**WHAT YOU ARE ASKED TO DO**
Track down the lines that contain "entre" and copy them.

**DATA FOR PROCESSING**

============

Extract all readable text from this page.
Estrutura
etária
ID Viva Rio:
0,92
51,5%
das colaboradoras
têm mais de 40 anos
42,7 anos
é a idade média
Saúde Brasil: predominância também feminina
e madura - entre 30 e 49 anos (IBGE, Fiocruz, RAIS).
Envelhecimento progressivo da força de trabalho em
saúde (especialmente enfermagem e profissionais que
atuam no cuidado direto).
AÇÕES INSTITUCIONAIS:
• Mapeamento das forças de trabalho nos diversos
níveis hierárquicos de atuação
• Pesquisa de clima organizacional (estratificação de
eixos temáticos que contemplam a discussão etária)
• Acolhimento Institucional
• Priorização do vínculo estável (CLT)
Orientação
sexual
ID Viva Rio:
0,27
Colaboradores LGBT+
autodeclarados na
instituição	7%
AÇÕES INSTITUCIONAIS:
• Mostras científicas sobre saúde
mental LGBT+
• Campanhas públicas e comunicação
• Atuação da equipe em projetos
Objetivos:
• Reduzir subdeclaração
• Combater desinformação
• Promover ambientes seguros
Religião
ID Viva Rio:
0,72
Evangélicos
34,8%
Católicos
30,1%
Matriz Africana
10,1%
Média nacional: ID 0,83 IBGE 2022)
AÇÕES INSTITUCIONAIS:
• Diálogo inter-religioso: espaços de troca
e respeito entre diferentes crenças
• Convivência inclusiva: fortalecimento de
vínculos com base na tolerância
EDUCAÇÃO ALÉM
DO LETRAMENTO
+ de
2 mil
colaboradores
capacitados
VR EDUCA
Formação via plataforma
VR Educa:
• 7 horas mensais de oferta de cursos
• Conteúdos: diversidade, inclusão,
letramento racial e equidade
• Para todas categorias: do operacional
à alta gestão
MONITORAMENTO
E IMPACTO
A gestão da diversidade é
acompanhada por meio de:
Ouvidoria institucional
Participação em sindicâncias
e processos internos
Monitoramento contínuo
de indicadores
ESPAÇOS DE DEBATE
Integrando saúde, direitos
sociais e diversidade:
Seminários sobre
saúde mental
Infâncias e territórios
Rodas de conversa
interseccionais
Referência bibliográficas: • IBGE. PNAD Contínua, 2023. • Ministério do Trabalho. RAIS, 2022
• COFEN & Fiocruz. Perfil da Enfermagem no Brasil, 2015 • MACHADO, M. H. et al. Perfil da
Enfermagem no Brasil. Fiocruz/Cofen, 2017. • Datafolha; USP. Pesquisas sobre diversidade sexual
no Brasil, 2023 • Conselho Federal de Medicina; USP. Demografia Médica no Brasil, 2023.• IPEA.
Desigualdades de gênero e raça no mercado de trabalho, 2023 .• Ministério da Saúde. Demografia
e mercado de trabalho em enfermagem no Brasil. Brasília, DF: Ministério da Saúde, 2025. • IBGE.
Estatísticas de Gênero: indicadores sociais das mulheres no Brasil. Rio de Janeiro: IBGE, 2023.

============

**COMPLETE ANSWER**
e madura - entre 30 e 49 anos (IBGE, Fiocruz, RAIS).
e respeito entre diferentes crenças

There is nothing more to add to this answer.